+++ Extracted records +++

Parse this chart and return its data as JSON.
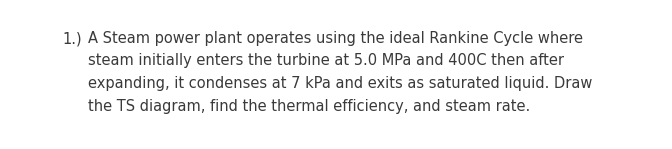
{
  "background_color": "#ffffff",
  "number_label": "1.)",
  "text_lines": [
    "A Steam power plant operates using the ideal Rankine Cycle where",
    "steam initially enters the turbine at 5.0 MPa and 400C then after",
    "expanding, it condenses at 7 kPa and exits as saturated liquid. Draw",
    "the TS diagram, find the thermal efficiency, and steam rate."
  ],
  "font_size": 10.5,
  "font_color": "#3a3a3a",
  "fig_width": 6.72,
  "fig_height": 1.49,
  "dpi": 100
}
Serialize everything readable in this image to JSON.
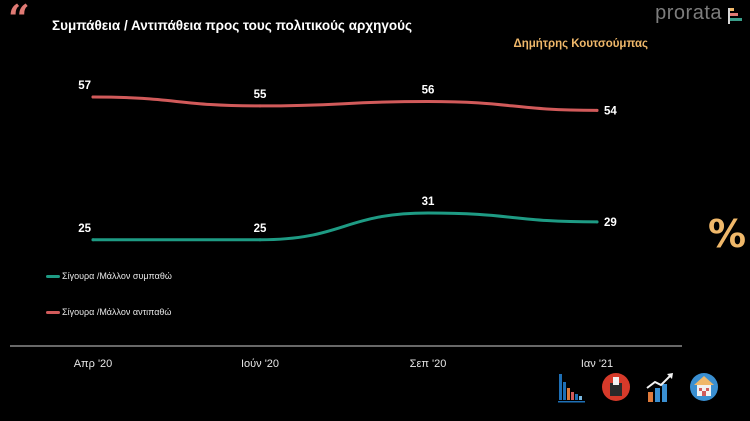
{
  "header": {
    "quote_glyph": "“",
    "title": "Συμπάθεια / Αντιπάθεια προς τους πολιτικούς αρχηγούς",
    "subtitle": "Δημήτρης Κουτσούμπας",
    "brand": "prorata"
  },
  "colors": {
    "green": "#1e9b84",
    "red": "#d15a5a",
    "accent": "#f0b86a"
  },
  "chart_data": {
    "type": "line",
    "categories": [
      "Απρ '20",
      "Ιούν '20",
      "Σεπ '20",
      "Ιαν '21"
    ],
    "series": [
      {
        "name": "Σίγουρα /Μάλλον συμπαθώ",
        "values": [
          25,
          25,
          31,
          29
        ],
        "color": "#1e9b84"
      },
      {
        "name": "Σίγουρα /Μάλλον αντιπαθώ",
        "values": [
          57,
          55,
          56,
          54
        ],
        "color": "#d15a5a"
      }
    ],
    "ylim": [
      0,
      80
    ],
    "grid": false,
    "legend": "left"
  },
  "side_symbol": "%",
  "icons": [
    "bar-chart-icon",
    "ballot-box-icon",
    "growth-chart-icon",
    "house-icon"
  ]
}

+++

- Stated exercise: Gather, from the listing above, every line carrying the word "Μάλλον".

- Exercise response:
        "name": "Σίγουρα /Μάλλον συμπαθώ",
        "name": "Σίγουρα /Μάλλον αντιπαθώ",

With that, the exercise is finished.